### Problem to work on
Show every line in the entries below where the word "usages" appears.

◇ ◇ ◇

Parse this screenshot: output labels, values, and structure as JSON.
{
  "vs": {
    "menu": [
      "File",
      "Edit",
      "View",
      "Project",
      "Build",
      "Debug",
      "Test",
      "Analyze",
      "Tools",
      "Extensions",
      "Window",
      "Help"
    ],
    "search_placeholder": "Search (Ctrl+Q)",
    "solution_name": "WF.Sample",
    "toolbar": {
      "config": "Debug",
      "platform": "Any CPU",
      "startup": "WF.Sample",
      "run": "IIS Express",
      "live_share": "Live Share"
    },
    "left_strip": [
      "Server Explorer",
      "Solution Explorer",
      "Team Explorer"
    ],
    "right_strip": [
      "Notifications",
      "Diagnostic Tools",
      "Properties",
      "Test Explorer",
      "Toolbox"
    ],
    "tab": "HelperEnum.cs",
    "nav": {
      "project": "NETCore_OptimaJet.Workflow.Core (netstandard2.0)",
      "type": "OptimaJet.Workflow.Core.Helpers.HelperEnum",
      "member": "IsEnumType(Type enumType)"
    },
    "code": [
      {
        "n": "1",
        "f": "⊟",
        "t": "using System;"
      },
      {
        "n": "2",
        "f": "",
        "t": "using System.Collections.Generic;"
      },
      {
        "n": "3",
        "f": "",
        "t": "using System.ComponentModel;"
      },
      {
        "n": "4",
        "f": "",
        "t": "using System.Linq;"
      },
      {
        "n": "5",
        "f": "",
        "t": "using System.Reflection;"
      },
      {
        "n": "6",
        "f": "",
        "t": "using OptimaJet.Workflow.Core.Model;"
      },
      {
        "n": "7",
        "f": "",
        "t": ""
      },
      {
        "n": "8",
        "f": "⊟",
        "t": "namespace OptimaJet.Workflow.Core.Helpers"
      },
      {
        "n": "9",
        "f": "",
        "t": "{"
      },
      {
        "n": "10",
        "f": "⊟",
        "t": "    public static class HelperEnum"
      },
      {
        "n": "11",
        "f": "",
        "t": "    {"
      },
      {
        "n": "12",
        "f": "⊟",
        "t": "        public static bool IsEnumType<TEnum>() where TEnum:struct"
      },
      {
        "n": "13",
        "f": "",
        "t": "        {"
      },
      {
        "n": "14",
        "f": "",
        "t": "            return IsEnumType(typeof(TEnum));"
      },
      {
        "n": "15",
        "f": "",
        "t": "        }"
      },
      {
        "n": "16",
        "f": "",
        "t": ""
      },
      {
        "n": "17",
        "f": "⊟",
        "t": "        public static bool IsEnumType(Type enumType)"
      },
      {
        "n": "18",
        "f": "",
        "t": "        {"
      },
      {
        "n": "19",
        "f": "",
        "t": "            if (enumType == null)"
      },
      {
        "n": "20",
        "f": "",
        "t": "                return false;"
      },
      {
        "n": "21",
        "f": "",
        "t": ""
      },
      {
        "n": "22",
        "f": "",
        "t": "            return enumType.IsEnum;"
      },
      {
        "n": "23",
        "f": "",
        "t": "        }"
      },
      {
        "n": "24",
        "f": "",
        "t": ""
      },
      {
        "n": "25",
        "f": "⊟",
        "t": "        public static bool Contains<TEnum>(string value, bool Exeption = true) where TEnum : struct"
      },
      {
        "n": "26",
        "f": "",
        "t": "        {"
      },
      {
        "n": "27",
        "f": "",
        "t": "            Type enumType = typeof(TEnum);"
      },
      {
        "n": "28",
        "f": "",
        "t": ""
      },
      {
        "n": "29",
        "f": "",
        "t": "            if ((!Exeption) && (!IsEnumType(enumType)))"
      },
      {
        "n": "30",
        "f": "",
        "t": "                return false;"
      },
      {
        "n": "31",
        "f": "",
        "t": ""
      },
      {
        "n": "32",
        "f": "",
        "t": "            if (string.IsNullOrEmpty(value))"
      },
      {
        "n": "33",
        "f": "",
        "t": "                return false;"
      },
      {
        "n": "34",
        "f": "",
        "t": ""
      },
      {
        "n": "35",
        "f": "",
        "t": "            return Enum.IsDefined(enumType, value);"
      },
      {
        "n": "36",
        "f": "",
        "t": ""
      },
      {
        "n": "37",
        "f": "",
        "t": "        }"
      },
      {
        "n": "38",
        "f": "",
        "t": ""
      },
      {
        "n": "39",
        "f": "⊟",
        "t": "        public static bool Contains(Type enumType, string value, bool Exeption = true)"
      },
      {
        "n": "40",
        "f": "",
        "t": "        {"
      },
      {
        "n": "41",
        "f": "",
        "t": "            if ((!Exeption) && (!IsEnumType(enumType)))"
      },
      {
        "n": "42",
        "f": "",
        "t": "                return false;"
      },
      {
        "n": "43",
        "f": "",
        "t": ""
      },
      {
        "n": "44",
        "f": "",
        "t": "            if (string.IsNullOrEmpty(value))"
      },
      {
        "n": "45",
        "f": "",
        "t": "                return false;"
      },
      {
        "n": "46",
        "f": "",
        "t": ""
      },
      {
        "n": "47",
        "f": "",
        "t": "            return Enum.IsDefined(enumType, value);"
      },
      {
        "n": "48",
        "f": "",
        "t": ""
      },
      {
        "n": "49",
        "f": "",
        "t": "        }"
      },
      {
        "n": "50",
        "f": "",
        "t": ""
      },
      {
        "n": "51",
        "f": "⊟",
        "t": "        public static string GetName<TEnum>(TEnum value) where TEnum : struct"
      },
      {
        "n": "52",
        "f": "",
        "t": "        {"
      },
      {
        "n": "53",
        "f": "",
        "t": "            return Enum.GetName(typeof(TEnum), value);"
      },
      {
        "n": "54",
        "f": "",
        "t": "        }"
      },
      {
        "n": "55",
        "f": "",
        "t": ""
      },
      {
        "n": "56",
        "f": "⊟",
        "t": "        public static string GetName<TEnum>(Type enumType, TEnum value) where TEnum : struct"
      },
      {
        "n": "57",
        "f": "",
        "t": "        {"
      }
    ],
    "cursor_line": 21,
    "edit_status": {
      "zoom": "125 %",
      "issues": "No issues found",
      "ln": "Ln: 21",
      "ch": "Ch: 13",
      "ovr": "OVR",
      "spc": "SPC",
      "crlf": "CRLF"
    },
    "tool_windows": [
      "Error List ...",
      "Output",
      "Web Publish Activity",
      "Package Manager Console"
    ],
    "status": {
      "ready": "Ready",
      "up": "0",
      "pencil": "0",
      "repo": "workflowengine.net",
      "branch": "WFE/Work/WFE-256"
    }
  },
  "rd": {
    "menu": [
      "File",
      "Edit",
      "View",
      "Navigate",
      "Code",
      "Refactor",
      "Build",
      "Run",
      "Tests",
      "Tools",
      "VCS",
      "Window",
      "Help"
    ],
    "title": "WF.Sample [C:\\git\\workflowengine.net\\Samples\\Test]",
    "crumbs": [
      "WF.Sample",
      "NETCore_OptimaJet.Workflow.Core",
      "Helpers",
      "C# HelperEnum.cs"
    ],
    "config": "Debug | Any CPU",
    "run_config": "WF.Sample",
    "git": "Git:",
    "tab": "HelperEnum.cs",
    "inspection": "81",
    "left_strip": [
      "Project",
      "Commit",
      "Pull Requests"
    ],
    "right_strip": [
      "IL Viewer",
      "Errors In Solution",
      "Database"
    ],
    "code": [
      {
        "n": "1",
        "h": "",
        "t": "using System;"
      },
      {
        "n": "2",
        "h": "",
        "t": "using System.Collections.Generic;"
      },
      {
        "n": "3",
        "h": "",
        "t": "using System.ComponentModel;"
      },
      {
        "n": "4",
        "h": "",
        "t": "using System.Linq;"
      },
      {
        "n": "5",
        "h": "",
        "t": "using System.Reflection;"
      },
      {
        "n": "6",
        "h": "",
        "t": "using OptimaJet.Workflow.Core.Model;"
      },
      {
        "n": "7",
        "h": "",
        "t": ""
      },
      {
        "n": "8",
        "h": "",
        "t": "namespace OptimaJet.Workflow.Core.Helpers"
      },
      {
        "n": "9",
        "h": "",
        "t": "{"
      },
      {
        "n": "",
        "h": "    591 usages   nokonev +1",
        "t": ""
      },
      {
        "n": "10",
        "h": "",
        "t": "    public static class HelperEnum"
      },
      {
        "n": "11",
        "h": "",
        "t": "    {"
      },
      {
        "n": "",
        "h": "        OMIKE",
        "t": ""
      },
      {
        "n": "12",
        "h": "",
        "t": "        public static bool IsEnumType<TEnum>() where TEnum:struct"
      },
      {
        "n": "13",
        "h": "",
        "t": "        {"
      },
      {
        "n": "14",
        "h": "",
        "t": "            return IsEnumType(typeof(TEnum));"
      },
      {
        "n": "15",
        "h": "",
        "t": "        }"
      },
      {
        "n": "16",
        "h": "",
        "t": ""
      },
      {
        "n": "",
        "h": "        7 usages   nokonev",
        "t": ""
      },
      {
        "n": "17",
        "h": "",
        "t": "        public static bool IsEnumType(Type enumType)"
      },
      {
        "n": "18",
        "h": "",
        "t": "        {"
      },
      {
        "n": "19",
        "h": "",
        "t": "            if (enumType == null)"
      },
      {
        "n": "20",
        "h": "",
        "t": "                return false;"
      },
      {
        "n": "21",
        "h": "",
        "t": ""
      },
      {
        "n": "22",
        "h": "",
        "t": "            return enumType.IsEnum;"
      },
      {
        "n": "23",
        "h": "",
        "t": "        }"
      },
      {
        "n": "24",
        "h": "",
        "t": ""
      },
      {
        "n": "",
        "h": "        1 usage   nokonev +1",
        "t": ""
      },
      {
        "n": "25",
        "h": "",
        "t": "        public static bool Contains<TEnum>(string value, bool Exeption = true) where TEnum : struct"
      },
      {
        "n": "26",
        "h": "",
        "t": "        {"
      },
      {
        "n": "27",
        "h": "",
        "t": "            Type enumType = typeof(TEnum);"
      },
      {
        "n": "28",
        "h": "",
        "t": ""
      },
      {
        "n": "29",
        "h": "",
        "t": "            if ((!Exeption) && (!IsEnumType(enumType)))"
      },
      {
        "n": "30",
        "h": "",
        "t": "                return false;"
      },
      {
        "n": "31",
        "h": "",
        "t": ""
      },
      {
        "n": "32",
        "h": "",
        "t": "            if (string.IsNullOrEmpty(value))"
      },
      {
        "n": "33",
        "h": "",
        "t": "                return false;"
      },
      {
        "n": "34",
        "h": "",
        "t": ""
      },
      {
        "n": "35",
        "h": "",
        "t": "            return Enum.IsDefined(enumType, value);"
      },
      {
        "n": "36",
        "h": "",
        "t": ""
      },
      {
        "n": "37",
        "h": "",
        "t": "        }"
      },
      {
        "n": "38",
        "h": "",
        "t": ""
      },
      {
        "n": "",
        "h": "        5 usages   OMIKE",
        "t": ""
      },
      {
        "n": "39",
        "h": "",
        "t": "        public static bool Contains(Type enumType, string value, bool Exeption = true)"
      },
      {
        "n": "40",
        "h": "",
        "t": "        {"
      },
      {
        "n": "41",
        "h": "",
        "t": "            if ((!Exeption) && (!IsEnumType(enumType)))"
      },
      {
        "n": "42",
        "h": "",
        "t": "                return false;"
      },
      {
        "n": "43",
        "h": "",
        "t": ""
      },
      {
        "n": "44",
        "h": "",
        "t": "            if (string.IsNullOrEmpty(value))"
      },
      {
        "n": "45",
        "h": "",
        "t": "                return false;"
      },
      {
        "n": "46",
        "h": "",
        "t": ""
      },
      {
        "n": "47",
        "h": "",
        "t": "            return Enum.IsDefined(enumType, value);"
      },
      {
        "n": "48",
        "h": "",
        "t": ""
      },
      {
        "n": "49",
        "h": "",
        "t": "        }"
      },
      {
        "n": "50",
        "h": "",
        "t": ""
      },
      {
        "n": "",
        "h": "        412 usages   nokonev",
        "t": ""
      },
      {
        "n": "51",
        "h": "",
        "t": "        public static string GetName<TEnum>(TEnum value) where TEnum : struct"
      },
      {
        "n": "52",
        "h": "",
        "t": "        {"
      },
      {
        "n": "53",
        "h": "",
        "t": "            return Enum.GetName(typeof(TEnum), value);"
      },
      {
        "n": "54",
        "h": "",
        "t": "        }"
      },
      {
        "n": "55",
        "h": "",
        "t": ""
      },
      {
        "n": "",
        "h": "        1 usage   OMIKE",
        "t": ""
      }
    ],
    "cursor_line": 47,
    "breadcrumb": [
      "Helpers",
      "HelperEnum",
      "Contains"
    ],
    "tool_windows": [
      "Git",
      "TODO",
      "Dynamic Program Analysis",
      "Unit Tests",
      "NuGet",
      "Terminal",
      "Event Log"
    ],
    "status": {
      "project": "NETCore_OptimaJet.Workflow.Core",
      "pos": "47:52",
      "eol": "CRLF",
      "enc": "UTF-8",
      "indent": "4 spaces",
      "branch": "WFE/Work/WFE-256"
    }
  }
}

◇ ◇ ◇

### Answer to the task
        "h": "    591 usages   nokonev +1",
        "h": "        7 usages   nokonev",
        "h": "        5 usages   OMIKE",
        "h": "        412 usages   nokonev",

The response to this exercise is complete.